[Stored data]
%%

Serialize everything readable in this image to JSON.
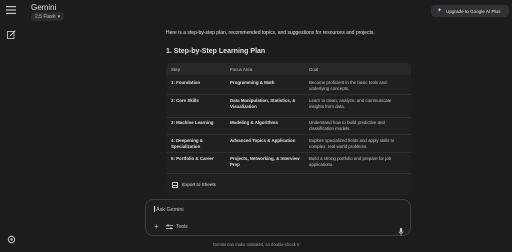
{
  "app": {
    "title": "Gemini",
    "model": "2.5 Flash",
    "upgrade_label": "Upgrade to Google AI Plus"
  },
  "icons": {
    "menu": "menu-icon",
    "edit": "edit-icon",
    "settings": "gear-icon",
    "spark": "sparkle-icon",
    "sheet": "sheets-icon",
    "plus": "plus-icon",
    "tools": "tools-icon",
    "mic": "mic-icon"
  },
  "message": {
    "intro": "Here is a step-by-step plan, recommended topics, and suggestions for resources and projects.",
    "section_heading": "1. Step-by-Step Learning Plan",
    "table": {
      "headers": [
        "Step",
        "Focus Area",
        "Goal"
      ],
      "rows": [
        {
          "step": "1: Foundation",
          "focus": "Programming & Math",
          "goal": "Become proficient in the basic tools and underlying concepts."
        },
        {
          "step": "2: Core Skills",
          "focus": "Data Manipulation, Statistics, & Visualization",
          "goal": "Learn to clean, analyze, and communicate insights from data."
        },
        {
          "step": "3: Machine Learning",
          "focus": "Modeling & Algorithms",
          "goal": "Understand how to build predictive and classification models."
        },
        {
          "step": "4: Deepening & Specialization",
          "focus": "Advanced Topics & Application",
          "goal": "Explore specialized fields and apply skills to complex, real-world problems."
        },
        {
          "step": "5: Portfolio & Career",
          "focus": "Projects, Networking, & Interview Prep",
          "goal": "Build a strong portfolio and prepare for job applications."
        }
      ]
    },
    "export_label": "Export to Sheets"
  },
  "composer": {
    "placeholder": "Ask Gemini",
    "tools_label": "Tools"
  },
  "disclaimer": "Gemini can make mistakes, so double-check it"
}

%%
%%

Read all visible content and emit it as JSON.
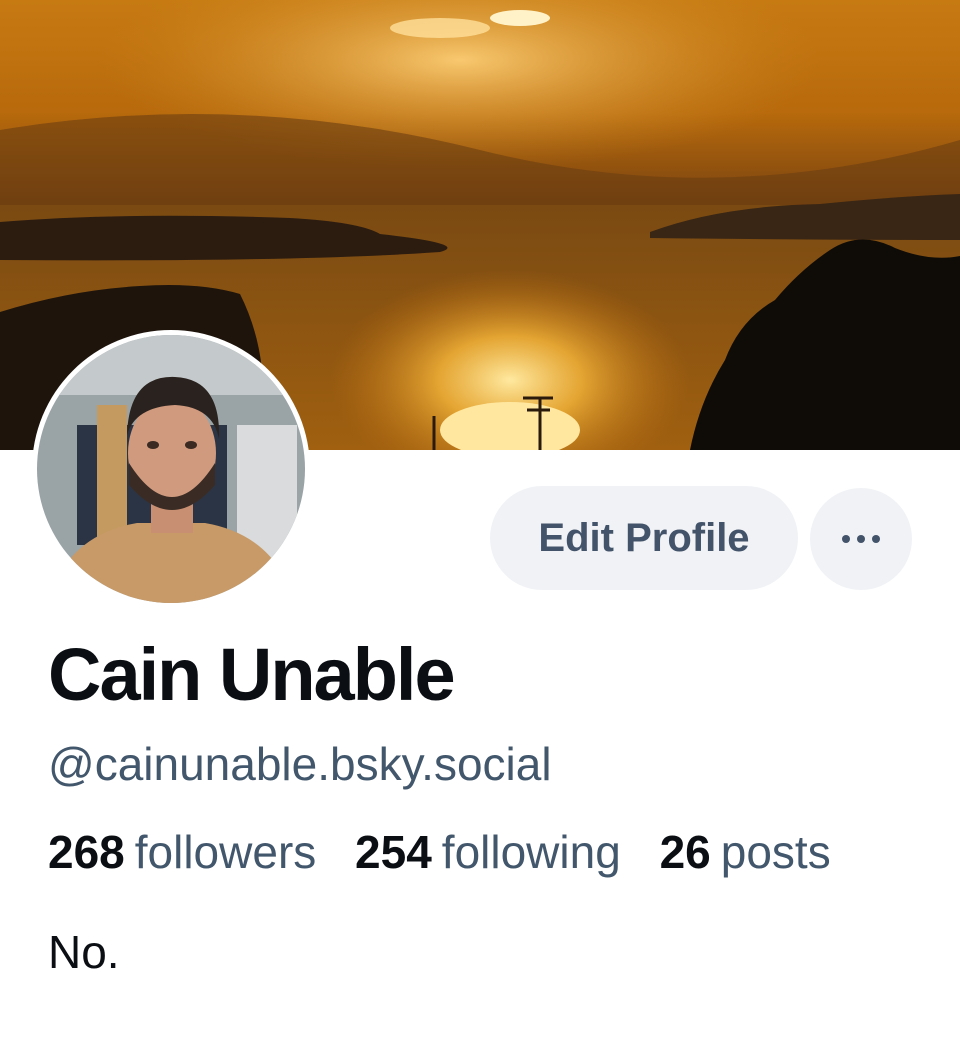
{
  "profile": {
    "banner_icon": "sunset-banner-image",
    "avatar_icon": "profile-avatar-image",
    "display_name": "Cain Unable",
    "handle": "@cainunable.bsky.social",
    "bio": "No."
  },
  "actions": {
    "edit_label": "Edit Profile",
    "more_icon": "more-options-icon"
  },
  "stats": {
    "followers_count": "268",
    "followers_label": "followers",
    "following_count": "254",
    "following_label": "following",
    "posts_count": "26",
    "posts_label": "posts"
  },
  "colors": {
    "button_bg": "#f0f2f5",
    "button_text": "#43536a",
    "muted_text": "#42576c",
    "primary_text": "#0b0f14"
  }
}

%%

Given task
Report only the number of lines that hold the string "image" in this listing.

Task answer
3